Problem to solve
Below are the records. Count the lines containing the string "WASHER", and reply with the number alone.

(Figure collection entries)
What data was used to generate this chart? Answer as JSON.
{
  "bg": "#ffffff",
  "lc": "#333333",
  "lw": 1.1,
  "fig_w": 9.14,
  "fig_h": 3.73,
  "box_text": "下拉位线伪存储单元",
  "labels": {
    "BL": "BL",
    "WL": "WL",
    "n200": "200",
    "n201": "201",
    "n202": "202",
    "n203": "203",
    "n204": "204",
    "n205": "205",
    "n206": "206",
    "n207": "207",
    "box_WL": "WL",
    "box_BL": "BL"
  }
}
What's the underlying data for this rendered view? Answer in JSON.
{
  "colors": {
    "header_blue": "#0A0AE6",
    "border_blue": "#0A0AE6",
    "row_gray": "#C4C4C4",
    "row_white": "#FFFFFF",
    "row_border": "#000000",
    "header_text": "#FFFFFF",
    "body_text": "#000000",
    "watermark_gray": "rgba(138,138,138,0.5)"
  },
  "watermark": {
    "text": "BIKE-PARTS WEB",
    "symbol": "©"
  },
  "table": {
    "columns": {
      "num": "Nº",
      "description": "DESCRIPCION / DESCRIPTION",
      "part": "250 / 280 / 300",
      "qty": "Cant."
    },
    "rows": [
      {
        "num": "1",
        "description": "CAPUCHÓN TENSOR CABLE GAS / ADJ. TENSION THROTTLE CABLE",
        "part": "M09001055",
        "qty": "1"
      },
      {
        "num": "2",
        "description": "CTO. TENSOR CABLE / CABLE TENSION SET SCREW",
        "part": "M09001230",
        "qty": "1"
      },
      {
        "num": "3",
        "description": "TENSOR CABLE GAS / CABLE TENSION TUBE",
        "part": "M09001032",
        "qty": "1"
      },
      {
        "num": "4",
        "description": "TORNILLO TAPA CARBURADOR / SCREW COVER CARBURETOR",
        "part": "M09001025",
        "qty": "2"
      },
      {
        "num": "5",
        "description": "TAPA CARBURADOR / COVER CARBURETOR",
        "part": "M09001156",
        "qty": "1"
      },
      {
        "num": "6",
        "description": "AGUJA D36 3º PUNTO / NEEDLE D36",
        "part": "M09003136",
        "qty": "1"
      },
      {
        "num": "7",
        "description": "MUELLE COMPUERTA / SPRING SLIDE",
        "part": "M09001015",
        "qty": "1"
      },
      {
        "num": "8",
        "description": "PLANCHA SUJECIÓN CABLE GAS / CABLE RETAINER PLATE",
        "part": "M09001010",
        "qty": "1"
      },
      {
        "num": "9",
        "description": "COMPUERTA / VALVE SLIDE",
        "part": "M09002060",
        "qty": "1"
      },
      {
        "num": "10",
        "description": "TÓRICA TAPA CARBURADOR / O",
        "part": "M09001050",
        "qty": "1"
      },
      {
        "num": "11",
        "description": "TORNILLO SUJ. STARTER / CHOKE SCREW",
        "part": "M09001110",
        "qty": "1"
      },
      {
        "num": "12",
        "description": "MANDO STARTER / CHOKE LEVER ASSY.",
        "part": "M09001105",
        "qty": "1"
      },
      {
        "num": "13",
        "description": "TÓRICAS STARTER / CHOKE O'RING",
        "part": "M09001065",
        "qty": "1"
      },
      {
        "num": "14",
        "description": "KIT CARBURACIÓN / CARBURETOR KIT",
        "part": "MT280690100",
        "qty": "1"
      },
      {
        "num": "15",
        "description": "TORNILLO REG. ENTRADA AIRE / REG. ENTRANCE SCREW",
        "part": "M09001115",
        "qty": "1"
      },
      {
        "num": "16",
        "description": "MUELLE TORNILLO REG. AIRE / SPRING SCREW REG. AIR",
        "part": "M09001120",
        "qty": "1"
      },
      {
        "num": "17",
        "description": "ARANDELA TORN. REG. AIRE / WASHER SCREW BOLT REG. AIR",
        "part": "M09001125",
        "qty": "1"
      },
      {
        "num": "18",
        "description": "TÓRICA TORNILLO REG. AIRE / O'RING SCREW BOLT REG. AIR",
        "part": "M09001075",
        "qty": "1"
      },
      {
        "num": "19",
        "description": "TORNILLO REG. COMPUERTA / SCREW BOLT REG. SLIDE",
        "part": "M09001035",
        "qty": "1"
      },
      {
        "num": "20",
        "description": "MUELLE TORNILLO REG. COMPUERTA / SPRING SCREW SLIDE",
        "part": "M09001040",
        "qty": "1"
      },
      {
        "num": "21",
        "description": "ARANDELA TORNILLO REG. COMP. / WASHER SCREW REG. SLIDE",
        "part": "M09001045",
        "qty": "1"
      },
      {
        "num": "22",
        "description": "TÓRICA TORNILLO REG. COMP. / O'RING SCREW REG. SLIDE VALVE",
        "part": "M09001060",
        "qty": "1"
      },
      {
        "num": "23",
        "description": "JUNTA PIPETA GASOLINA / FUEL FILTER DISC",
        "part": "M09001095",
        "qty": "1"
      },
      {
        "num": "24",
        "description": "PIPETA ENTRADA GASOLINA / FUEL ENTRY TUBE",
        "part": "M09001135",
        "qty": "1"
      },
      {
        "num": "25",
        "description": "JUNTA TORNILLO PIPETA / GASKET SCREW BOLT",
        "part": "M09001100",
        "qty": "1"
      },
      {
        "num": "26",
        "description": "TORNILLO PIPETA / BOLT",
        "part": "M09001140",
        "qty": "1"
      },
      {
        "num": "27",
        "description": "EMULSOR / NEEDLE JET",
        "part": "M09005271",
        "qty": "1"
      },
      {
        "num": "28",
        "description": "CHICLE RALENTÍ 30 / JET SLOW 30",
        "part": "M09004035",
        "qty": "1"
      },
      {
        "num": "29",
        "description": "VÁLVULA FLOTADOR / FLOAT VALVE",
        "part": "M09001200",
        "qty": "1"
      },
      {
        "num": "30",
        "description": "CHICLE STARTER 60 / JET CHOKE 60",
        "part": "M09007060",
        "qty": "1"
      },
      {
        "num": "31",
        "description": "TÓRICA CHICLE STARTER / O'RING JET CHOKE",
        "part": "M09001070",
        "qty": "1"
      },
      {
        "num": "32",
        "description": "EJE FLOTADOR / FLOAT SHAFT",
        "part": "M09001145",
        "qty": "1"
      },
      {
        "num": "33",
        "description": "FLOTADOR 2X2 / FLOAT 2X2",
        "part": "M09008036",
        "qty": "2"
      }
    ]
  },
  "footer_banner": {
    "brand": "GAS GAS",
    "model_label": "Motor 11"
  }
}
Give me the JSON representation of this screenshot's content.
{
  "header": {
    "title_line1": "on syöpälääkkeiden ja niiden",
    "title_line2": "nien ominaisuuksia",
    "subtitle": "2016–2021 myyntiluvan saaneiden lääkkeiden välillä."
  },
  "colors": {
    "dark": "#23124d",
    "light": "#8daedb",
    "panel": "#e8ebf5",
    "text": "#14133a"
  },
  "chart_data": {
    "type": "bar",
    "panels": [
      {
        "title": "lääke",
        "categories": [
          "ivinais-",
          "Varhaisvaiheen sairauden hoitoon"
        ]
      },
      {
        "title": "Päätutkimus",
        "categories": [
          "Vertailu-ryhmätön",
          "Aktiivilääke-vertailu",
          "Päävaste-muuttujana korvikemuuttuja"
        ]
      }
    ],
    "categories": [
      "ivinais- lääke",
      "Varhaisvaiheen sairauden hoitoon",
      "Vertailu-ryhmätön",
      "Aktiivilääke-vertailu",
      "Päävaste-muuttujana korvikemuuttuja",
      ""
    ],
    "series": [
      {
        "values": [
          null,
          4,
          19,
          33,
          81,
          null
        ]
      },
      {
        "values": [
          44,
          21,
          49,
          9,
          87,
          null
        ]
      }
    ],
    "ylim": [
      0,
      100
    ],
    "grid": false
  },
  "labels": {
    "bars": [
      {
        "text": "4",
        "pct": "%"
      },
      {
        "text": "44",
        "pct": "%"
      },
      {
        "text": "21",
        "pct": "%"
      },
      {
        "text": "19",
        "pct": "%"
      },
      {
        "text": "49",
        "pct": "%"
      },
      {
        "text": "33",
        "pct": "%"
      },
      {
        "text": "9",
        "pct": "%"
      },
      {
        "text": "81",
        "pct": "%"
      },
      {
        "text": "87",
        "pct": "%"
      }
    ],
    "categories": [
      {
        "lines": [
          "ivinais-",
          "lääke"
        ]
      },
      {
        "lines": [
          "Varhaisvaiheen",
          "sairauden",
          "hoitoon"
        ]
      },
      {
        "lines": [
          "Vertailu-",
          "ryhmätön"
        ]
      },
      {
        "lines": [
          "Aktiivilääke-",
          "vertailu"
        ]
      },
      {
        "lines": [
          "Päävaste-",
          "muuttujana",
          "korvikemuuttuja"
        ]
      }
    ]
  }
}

Solution below
2